• _EXTRACTED ENTRIES_:
--- START ---

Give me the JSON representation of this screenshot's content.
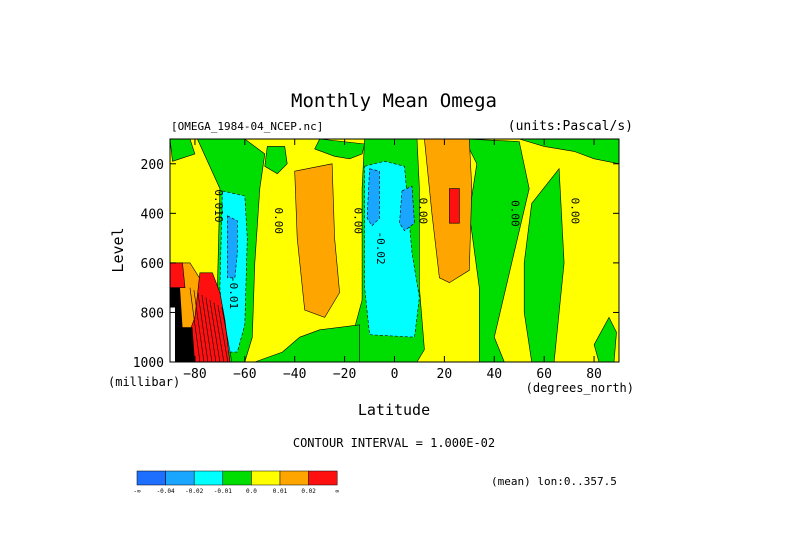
{
  "chart_data": {
    "type": "heatmap",
    "title": "Monthly Mean Omega",
    "subtitle_left": "[OMEGA_1984-04_NCEP.nc]",
    "subtitle_right": "(units:Pascal/s)",
    "xlabel": "Latitude",
    "x_units": "(degrees_north)",
    "ylabel": "Level",
    "y_units": "(millibar)",
    "xlim": [
      -90,
      90
    ],
    "ylim": [
      1000,
      100
    ],
    "x_ticks": [
      -80,
      -60,
      -40,
      -20,
      0,
      20,
      40,
      60,
      80
    ],
    "y_ticks": [
      200,
      400,
      600,
      800,
      1000
    ],
    "contour_interval_text": "CONTOUR INTERVAL = 1.000E-02",
    "mean_note": "(mean) lon:0..357.5",
    "contour_labels": [
      {
        "text": "0.010",
        "lat": -72,
        "lev": 370
      },
      {
        "text": "0.00",
        "lat": -48,
        "lev": 430
      },
      {
        "text": "0.00",
        "lat": -16,
        "lev": 430
      },
      {
        "text": "0.00",
        "lat": 10,
        "lev": 390
      },
      {
        "text": "-0.02",
        "lat": -7,
        "lev": 540
      },
      {
        "text": "-0.01",
        "lat": -66,
        "lev": 720
      },
      {
        "text": "0.00",
        "lat": 47,
        "lev": 400
      },
      {
        "text": "0.00",
        "lat": 71,
        "lev": 390
      }
    ],
    "color_scale": {
      "labels": [
        "-∞",
        "-0.04",
        "-0.02",
        "-0.01",
        "0.0",
        "0.01",
        "0.02",
        "∞"
      ],
      "colors": [
        "#1f6fff",
        "#1aa6ff",
        "#00ffff",
        "#00dd00",
        "#ffff00",
        "#ffa500",
        "#ff1010"
      ]
    },
    "colors": {
      "neg_strong": "#1f6fff",
      "neg_mid": "#1aa6ff",
      "neg_weak": "#00ffff",
      "near_zero_neg": "#00dd00",
      "near_zero_pos": "#ffff00",
      "pos_mid": "#ffa500",
      "pos_strong": "#ff1010",
      "missing": "#000000"
    }
  }
}
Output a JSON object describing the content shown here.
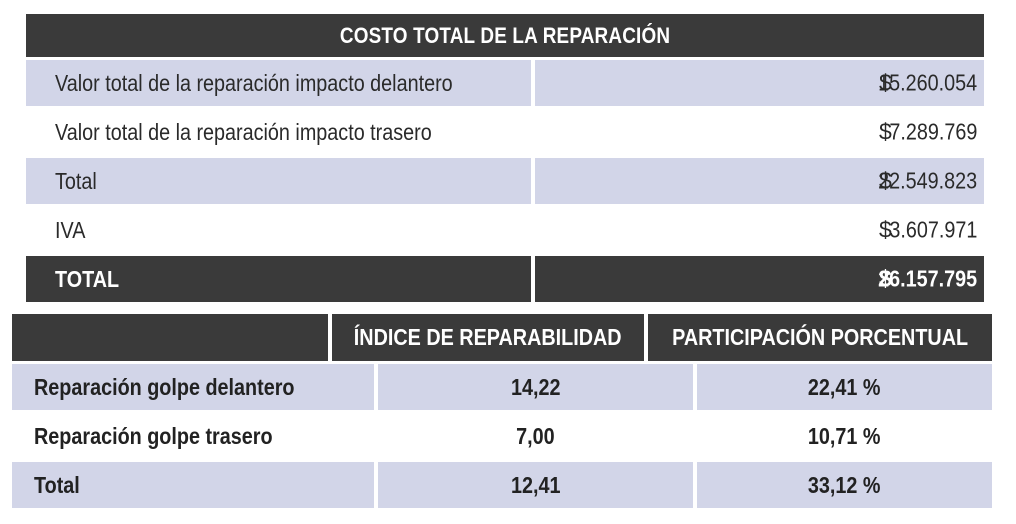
{
  "repair_cost": {
    "title": "COSTO TOTAL DE LA REPARACIÓN",
    "rows": [
      {
        "label": "Valor total de la reparación impacto delantero",
        "currency": "$",
        "value": "15.260.054"
      },
      {
        "label": "Valor total de la reparación impacto trasero",
        "currency": "$",
        "value": "7.289.769"
      },
      {
        "label": "Total",
        "currency": "$",
        "value": "22.549.823"
      },
      {
        "label": "IVA",
        "currency": "$",
        "value": "3.607.971"
      }
    ],
    "grand_total": {
      "label": "TOTAL",
      "currency": "$",
      "value": "26.157.795"
    }
  },
  "repairability": {
    "headers": [
      "",
      "ÍNDICE DE REPARABILIDAD",
      "PARTICIPACIÓN PORCENTUAL"
    ],
    "rows": [
      {
        "label": "Reparación golpe delantero",
        "index": "14,22",
        "share": "22,41 %"
      },
      {
        "label": "Reparación golpe trasero",
        "index": "7,00",
        "share": "10,71 %"
      },
      {
        "label": "Total",
        "index": "12,41",
        "share": "33,12 %"
      }
    ]
  },
  "colors": {
    "header_bg": "#3a3a3a",
    "band_bg": "#d2d5e8",
    "row_bg": "#ffffff"
  }
}
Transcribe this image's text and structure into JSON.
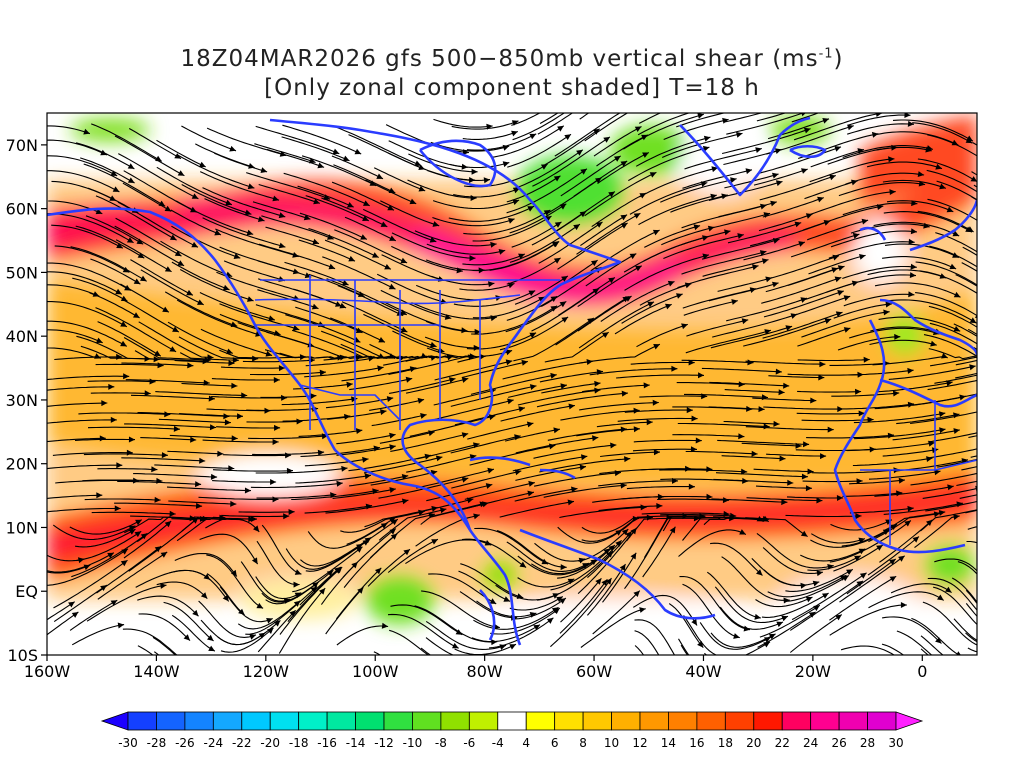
{
  "title": {
    "line1_prefix": "18Z04MAR2026 gfs 500−850mb vertical shear (ms",
    "line1_sup": "-1",
    "line1_suffix": ")",
    "line2": "[Only zonal component shaded] T=18 h"
  },
  "map": {
    "lat_labels": [
      "70N",
      "60N",
      "50N",
      "40N",
      "30N",
      "20N",
      "10N",
      "EQ",
      "10S"
    ],
    "lon_labels": [
      "160W",
      "140W",
      "120W",
      "100W",
      "80W",
      "60W",
      "40W",
      "20W",
      "0"
    ],
    "lat_range": [
      -10,
      75
    ],
    "lon_range": [
      -160,
      10
    ],
    "coastline_color": "#2a3cff",
    "streamline_color": "#000000"
  },
  "colorbar": {
    "labels": [
      "-30",
      "-28",
      "-26",
      "-24",
      "-22",
      "-20",
      "-18",
      "-16",
      "-14",
      "-12",
      "-10",
      "-8",
      "-6",
      "-4",
      "4",
      "6",
      "8",
      "10",
      "12",
      "14",
      "16",
      "18",
      "20",
      "22",
      "24",
      "26",
      "28",
      "30"
    ],
    "colors": [
      "#1c00ff",
      "#1440ff",
      "#1464ff",
      "#1484ff",
      "#14a8ff",
      "#00c8ff",
      "#00e0f0",
      "#00f0c8",
      "#00e8a0",
      "#00e070",
      "#30e040",
      "#60e020",
      "#90e000",
      "#c0f000",
      "#ffffff",
      "#ffff00",
      "#ffe000",
      "#ffc800",
      "#ffb000",
      "#ff9800",
      "#ff8000",
      "#ff6000",
      "#ff4000",
      "#ff1800",
      "#ff0060",
      "#ff0090",
      "#f000b0",
      "#e000d0",
      "#ff20ff"
    ]
  }
}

--- END ---

• _EXERCISE DIRECTIONS_:
Above are the records. Identify each line that contains the word "JSON".

• _WRITTEN ANSWER_:
Give me the JSON representation of this screenshot's content.
Output a JSON object describing the content shown here.
Transcribe this image's text and structure into JSON.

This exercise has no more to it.